──────── Working data ────────

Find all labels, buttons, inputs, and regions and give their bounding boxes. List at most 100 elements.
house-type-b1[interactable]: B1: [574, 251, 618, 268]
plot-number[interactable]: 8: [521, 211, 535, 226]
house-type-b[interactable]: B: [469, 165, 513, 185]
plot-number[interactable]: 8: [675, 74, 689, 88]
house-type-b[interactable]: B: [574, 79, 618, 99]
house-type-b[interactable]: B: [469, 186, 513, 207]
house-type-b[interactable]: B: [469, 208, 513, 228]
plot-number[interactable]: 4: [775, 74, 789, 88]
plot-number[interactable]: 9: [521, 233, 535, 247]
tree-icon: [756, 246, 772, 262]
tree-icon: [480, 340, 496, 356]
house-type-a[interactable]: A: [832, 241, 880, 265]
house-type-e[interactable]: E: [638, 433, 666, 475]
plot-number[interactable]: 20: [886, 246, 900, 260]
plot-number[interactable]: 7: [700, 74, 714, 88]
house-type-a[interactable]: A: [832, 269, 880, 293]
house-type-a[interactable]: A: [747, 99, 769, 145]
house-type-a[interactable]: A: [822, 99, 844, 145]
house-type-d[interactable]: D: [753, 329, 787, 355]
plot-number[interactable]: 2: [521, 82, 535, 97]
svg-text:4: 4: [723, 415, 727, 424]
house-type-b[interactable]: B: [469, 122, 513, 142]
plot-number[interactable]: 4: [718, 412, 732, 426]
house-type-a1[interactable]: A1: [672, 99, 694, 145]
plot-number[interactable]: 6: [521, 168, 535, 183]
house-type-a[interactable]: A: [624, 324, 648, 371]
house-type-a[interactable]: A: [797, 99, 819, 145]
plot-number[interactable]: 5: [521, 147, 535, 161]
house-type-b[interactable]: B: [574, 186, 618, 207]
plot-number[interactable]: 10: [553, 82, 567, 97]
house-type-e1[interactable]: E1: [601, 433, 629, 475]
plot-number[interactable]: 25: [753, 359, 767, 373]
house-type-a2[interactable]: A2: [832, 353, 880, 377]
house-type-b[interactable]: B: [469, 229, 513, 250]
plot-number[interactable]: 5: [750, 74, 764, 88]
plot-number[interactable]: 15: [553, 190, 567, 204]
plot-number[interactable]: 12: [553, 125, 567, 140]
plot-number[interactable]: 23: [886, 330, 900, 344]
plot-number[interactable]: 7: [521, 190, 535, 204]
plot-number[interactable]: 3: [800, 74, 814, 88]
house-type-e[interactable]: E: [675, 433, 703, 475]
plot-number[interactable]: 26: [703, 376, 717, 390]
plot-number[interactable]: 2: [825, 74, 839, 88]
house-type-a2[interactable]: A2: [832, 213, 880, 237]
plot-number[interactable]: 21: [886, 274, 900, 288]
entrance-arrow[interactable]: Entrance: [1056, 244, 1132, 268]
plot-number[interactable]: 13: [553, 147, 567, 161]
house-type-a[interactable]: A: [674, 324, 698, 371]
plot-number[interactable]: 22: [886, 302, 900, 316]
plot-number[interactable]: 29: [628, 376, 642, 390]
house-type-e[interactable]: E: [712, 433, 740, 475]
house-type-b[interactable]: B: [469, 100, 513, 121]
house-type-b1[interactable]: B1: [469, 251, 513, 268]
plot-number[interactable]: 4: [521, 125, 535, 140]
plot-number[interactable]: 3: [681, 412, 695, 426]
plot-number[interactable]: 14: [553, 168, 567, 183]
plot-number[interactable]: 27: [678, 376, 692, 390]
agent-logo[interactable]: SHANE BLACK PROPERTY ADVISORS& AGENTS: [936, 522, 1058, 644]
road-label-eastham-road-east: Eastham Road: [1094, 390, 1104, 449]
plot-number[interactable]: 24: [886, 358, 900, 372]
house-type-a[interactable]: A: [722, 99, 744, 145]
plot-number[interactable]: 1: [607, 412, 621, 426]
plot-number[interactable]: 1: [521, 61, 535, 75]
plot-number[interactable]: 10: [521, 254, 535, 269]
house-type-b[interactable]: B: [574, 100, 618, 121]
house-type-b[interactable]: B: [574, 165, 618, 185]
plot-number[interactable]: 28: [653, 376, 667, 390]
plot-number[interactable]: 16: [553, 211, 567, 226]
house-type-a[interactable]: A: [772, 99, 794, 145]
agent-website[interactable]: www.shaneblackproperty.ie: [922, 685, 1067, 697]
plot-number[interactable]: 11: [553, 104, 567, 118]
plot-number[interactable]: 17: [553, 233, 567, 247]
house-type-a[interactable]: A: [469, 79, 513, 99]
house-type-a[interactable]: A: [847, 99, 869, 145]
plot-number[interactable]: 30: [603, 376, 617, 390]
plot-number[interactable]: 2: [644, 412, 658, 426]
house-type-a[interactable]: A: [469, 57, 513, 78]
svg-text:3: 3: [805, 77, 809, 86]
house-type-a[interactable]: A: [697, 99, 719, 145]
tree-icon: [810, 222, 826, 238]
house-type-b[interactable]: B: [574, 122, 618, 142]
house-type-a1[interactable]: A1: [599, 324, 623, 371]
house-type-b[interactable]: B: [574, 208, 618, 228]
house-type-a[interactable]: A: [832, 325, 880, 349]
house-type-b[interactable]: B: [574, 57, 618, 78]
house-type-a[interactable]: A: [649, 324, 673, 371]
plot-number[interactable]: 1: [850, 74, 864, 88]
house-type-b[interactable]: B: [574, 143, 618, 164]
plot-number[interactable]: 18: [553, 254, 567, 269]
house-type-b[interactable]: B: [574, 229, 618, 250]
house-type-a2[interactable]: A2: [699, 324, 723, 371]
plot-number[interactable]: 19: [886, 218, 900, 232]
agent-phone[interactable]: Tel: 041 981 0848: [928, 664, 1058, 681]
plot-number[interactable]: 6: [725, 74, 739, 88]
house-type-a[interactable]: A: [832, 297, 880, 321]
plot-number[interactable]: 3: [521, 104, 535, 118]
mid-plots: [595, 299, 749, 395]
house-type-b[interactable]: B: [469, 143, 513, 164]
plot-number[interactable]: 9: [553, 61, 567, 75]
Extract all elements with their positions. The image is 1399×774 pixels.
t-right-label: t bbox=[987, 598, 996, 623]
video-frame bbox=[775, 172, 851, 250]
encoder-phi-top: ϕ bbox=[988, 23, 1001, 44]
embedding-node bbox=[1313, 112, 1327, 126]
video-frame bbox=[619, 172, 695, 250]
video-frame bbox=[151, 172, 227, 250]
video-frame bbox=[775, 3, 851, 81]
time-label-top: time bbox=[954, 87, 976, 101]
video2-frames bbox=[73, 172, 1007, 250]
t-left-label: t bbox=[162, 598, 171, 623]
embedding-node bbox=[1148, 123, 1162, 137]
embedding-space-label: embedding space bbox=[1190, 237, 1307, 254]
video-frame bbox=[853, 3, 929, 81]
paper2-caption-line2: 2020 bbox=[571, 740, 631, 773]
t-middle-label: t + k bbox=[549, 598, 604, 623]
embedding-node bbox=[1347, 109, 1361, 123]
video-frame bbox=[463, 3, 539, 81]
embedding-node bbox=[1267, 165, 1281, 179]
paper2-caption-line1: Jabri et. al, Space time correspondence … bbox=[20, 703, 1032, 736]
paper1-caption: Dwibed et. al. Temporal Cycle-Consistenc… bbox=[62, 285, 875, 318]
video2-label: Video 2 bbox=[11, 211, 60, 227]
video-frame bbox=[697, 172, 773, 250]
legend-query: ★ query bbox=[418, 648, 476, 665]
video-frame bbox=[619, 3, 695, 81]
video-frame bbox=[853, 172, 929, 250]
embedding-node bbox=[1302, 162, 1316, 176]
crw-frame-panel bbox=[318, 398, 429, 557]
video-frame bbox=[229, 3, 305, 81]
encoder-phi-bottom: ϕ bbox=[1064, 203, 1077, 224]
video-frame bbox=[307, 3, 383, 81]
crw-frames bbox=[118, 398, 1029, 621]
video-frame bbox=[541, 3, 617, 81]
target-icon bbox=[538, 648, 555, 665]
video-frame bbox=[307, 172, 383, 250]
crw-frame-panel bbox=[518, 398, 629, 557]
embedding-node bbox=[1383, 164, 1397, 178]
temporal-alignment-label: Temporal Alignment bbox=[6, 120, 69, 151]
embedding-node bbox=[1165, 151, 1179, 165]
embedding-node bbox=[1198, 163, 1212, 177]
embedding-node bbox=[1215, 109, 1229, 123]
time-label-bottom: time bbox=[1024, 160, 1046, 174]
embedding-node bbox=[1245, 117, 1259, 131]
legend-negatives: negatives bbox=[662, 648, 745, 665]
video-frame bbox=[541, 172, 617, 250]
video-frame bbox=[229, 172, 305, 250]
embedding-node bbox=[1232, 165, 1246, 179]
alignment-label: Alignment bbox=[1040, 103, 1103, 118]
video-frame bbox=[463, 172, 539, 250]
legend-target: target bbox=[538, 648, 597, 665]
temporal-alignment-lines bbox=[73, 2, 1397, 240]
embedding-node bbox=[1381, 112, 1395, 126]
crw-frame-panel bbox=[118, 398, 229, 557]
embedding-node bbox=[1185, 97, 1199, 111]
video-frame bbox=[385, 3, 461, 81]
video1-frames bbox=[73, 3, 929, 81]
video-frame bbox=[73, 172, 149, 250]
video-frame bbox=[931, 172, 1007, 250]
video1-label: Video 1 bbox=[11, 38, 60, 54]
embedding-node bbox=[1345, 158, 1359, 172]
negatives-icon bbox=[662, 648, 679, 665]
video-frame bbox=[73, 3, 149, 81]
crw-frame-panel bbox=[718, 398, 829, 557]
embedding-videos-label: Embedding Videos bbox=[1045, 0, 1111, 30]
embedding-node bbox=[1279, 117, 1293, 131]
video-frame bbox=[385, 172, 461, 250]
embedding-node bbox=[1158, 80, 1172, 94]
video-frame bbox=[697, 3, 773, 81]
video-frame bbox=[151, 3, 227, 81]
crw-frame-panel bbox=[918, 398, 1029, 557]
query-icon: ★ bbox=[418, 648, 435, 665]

────────

**What the task asks:** Copy the entries from the first line through the line containing "svg-text:4: 4: [723, 415, 727, 424]", reproducing each line character for character.

**Written answer:**
Find all labels, buttons, inputs, and regions and give their bounding boxes. List at most 100 elements.
house-type-b1[interactable]: B1: [574, 251, 618, 268]
plot-number[interactable]: 8: [521, 211, 535, 226]
house-type-b[interactable]: B: [469, 165, 513, 185]
plot-number[interactable]: 8: [675, 74, 689, 88]
house-type-b[interactable]: B: [574, 79, 618, 99]
house-type-b[interactable]: B: [469, 186, 513, 207]
house-type-b[interactable]: B: [469, 208, 513, 228]
plot-number[interactable]: 4: [775, 74, 789, 88]
plot-number[interactable]: 9: [521, 233, 535, 247]
tree-icon: [756, 246, 772, 262]
tree-icon: [480, 340, 496, 356]
house-type-a[interactable]: A: [832, 241, 880, 265]
house-type-e[interactable]: E: [638, 433, 666, 475]
plot-number[interactable]: 20: [886, 246, 900, 260]
plot-number[interactable]: 7: [700, 74, 714, 88]
house-type-a[interactable]: A: [832, 269, 880, 293]
house-type-a[interactable]: A: [747, 99, 769, 145]
house-type-a[interactable]: A: [822, 99, 844, 145]
house-type-d[interactable]: D: [753, 329, 787, 355]
plot-number[interactable]: 2: [521, 82, 535, 97]
svg-text:4: 4: [723, 415, 727, 424]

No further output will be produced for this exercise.